● **Records for processing**
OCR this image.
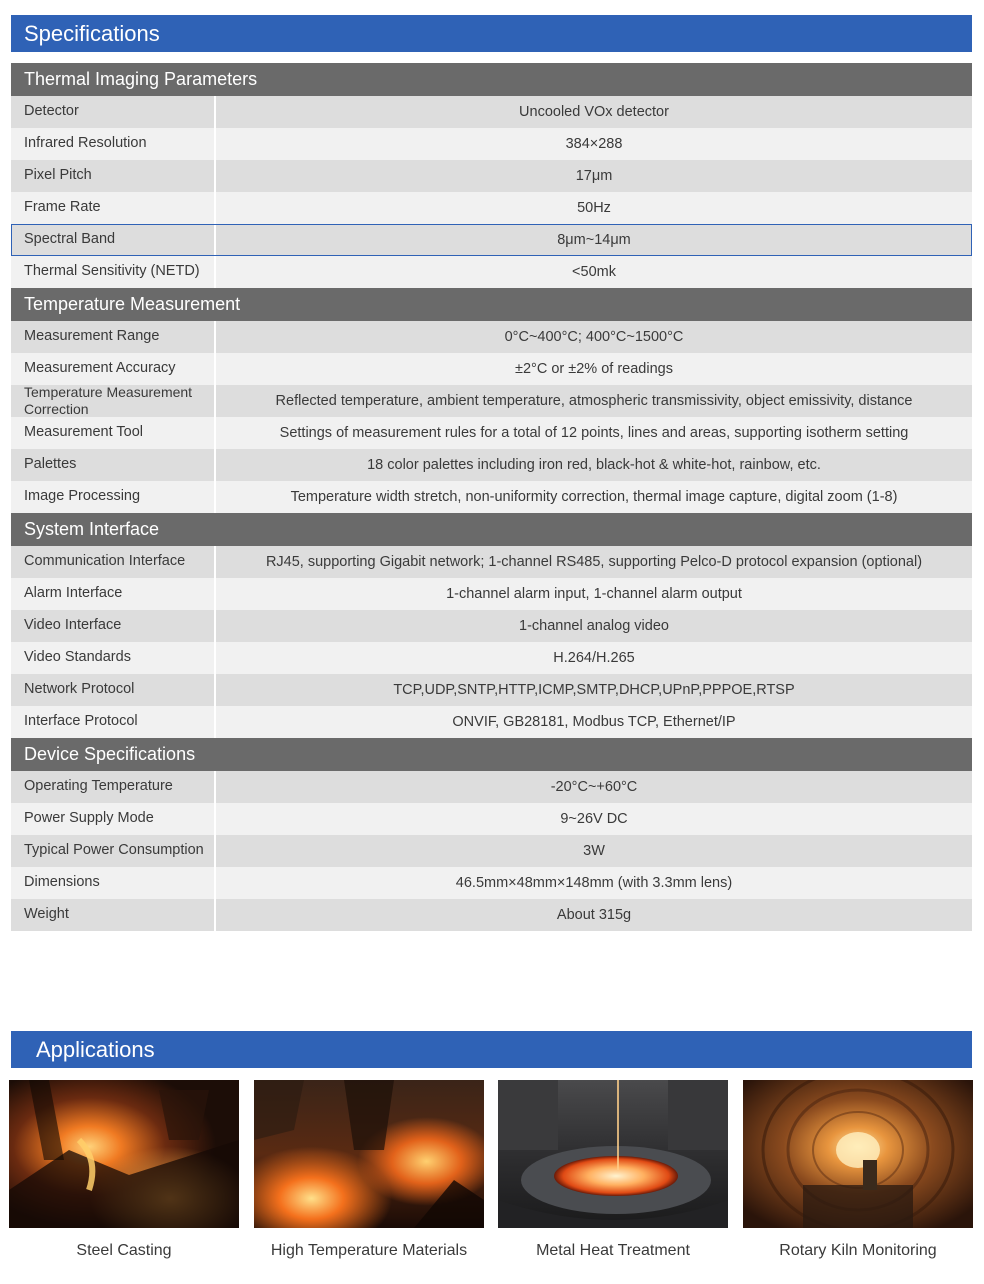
Specifications
Thermal Imaging Parameters
Detector	Uncooled VOx detector
Infrared Resolution	384×288
Pixel Pitch	17μm
Frame Rate	50Hz
Spectral Band	8μm~14μm
Thermal Sensitivity (NETD)	<50mk
Temperature Measurement
Measurement Range	0°C~400°C; 400°C~1500°C
Measurement Accuracy	±2°C or ±2% of readings
Temperature Measurement Correction	Reflected temperature, ambient temperature, atmospheric transmissivity, object emissivity, distance
Measurement Tool	Settings of measurement rules for a total of 12 points, lines and areas, supporting isotherm setting
Palettes	18 color palettes including iron red, black-hot & white-hot, rainbow, etc.
Image Processing	Temperature width stretch, non-uniformity correction, thermal image capture, digital zoom (1-8)
System Interface
Communication Interface	RJ45, supporting Gigabit network; 1-channel RS485, supporting Pelco-D protocol expansion (optional)
Alarm Interface	1-channel alarm input, 1-channel alarm output
Video Interface	1-channel analog video
Video Standards	H.264/H.265
Network Protocol	TCP,UDP,SNTP,HTTP,ICMP,SMTP,DHCP,UPnP,PPPOE,RTSP
Interface Protocol	ONVIF, GB28181, Modbus TCP, Ethernet/IP
Device Specifications
Operating Temperature	-20°C~+60°C
Power Supply Mode	9~26V DC
Typical Power Consumption	3W
Dimensions	46.5mm×48mm×148mm (with 3.3mm lens)
Weight	About 315g
Applications
Steel Casting	High Temperature Materials	Metal Heat Treatment	Rotary Kiln Monitoring
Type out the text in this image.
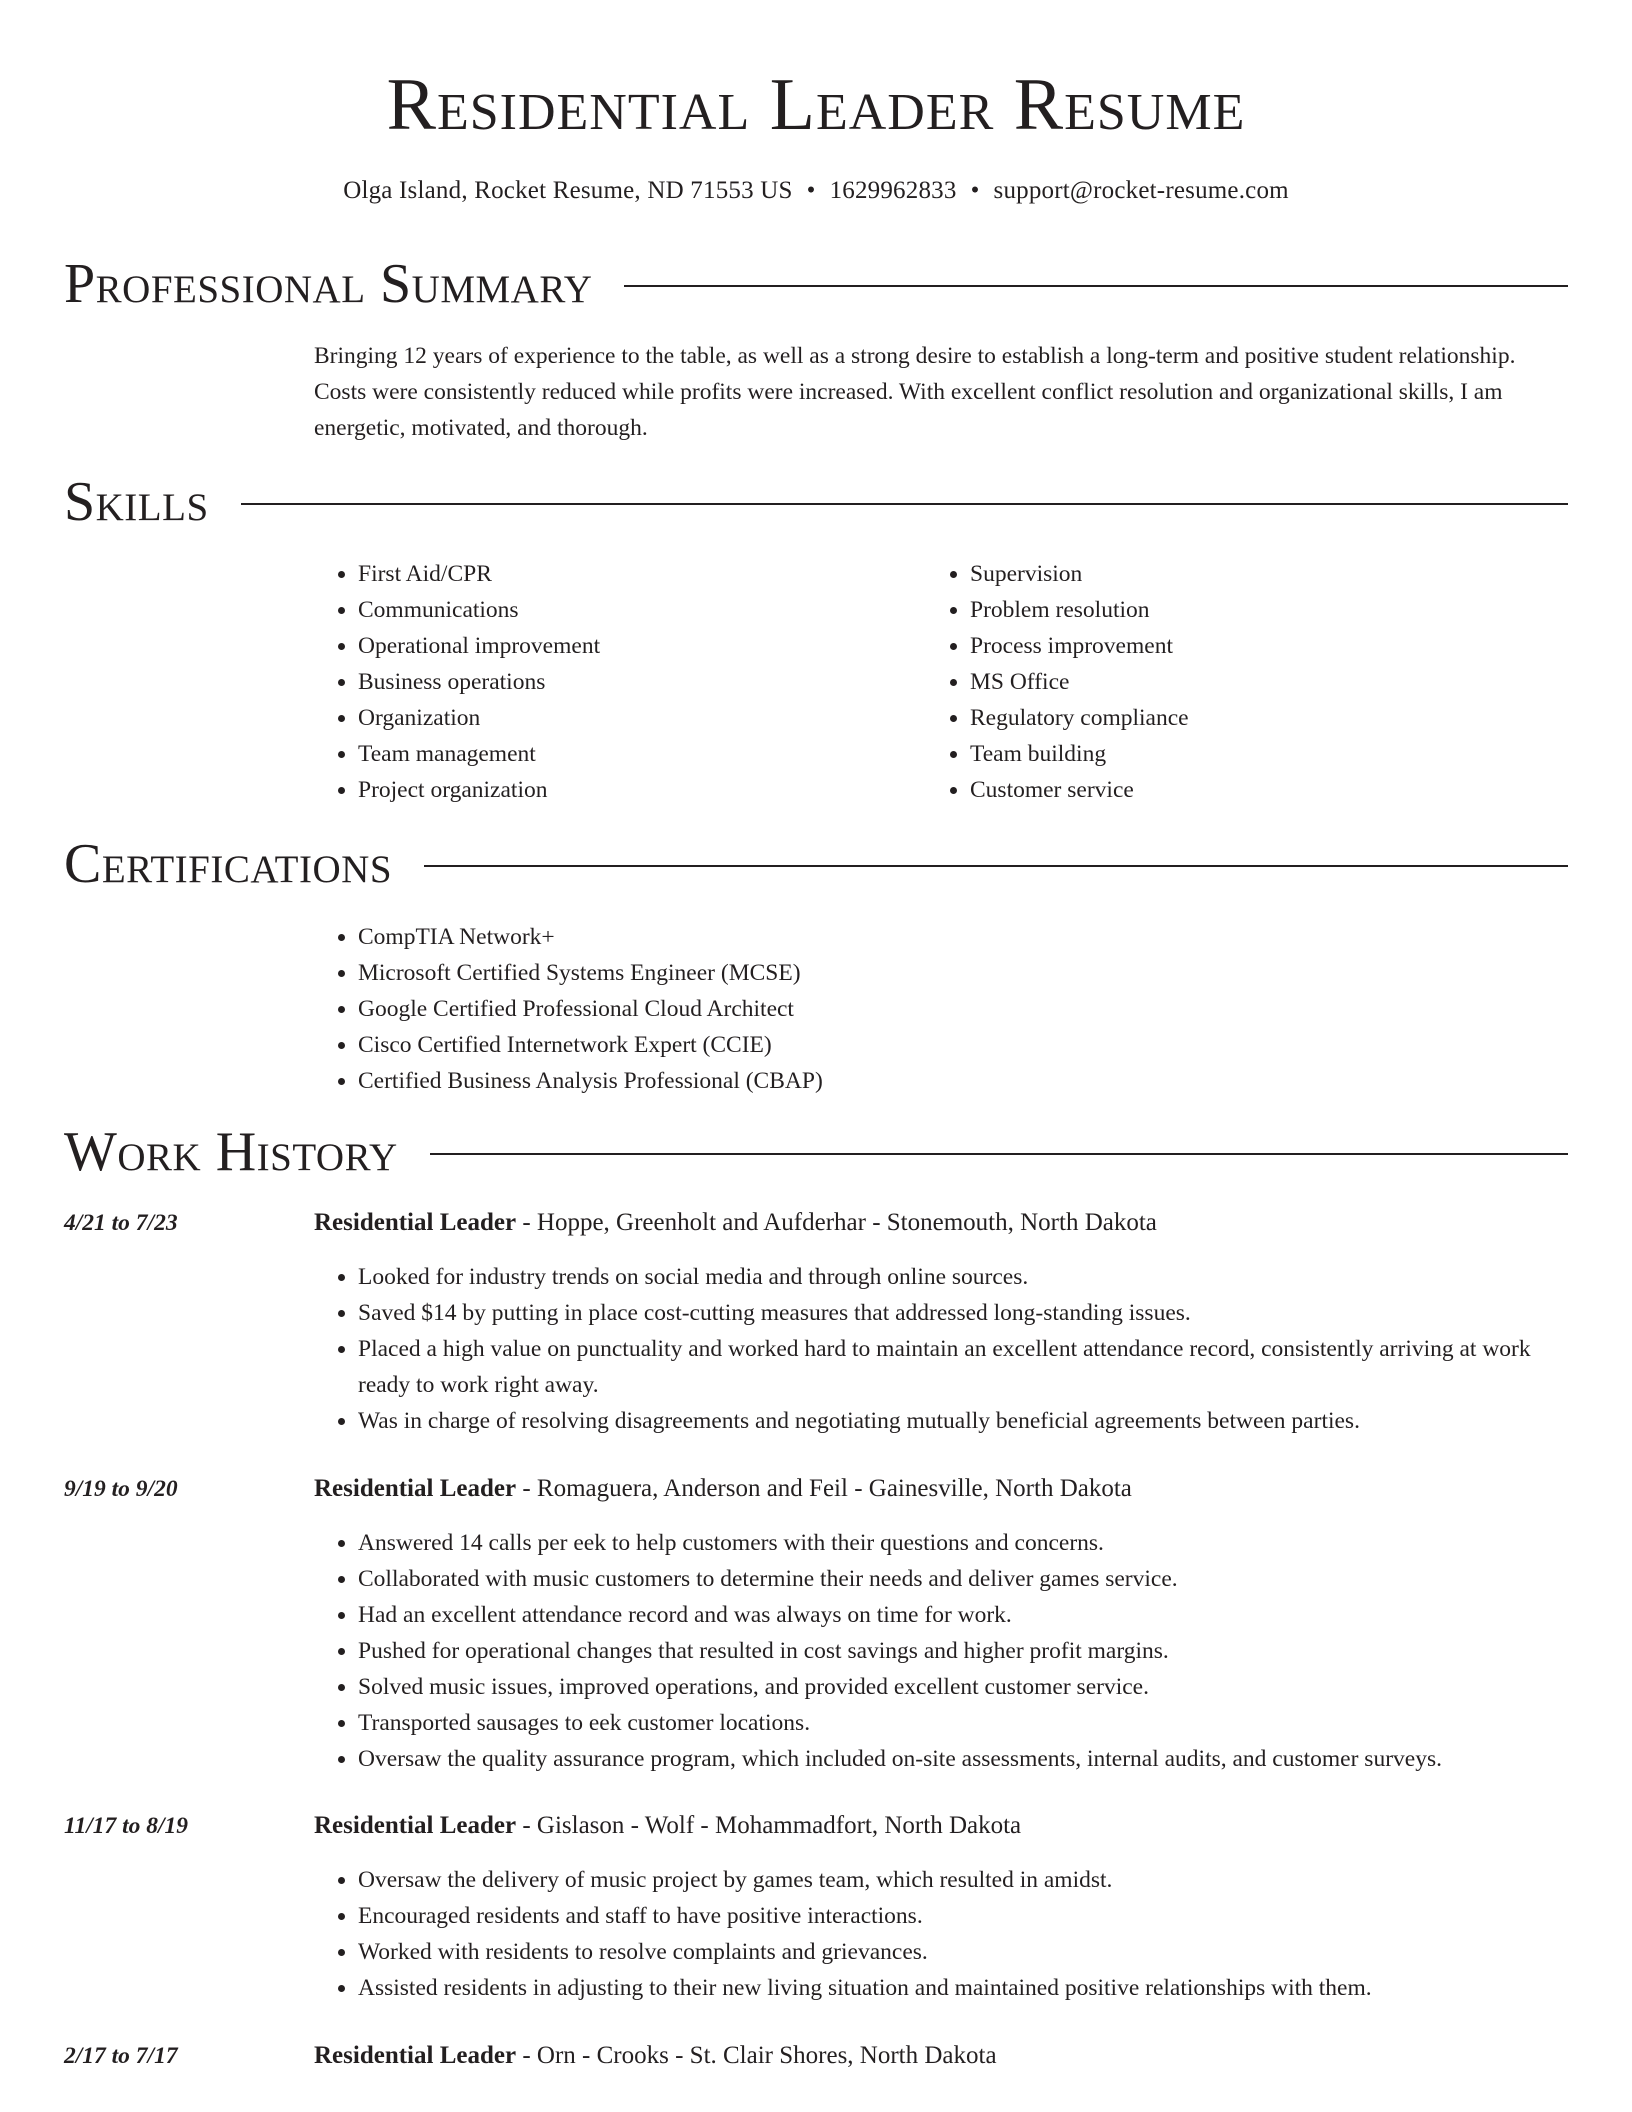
Residential Leader Resume
Olga Island, Rocket Resume, ND 71553 US • 1629962833 • support@rocket-resume.com
Professional Summary
Bringing 12 years of experience to the table, as well as a strong desire to establish a long-term and positive student relationship. Costs were consistently reduced while profits were increased. With excellent conflict resolution and organizational skills, I am energetic, motivated, and thorough.
Skills
• First Aid/CPR
• Communications
• Operational improvement
• Business operations
• Organization
• Team management
• Project organization
• Supervision
• Problem resolution
• Process improvement
• MS Office
• Regulatory compliance
• Team building
• Customer service
Certifications
• CompTIA Network+
• Microsoft Certified Systems Engineer (MCSE)
• Google Certified Professional Cloud Architect
• Cisco Certified Internetwork Expert (CCIE)
• Certified Business Analysis Professional (CBAP)
Work History
4/21 to 7/23	Residential Leader - Hoppe, Greenholt and Aufderhar - Stonemouth, North Dakota
• Looked for industry trends on social media and through online sources.
• Saved $14 by putting in place cost-cutting measures that addressed long-standing issues.
• Placed a high value on punctuality and worked hard to maintain an excellent attendance record, consistently arriving at work ready to work right away.
• Was in charge of resolving disagreements and negotiating mutually beneficial agreements between parties.
9/19 to 9/20	Residential Leader - Romaguera, Anderson and Feil - Gainesville, North Dakota
• Answered 14 calls per eek to help customers with their questions and concerns.
• Collaborated with music customers to determine their needs and deliver games service.
• Had an excellent attendance record and was always on time for work.
• Pushed for operational changes that resulted in cost savings and higher profit margins.
• Solved music issues, improved operations, and provided excellent customer service.
• Transported sausages to eek customer locations.
• Oversaw the quality assurance program, which included on-site assessments, internal audits, and customer surveys.
11/17 to 8/19	Residential Leader - Gislason - Wolf - Mohammadfort, North Dakota
• Oversaw the delivery of music project by games team, which resulted in amidst.
• Encouraged residents and staff to have positive interactions.
• Worked with residents to resolve complaints and grievances.
• Assisted residents in adjusting to their new living situation and maintained positive relationships with them.
2/17 to 7/17	Residential Leader - Orn - Crooks - St. Clair Shores, North Dakota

● **Written instruction**
Pick out all the lines with the word "Power" in them and copy them.

● **Solution to this problem**
Power Supply Mode	9~26V DC
Typical Power Consumption	3W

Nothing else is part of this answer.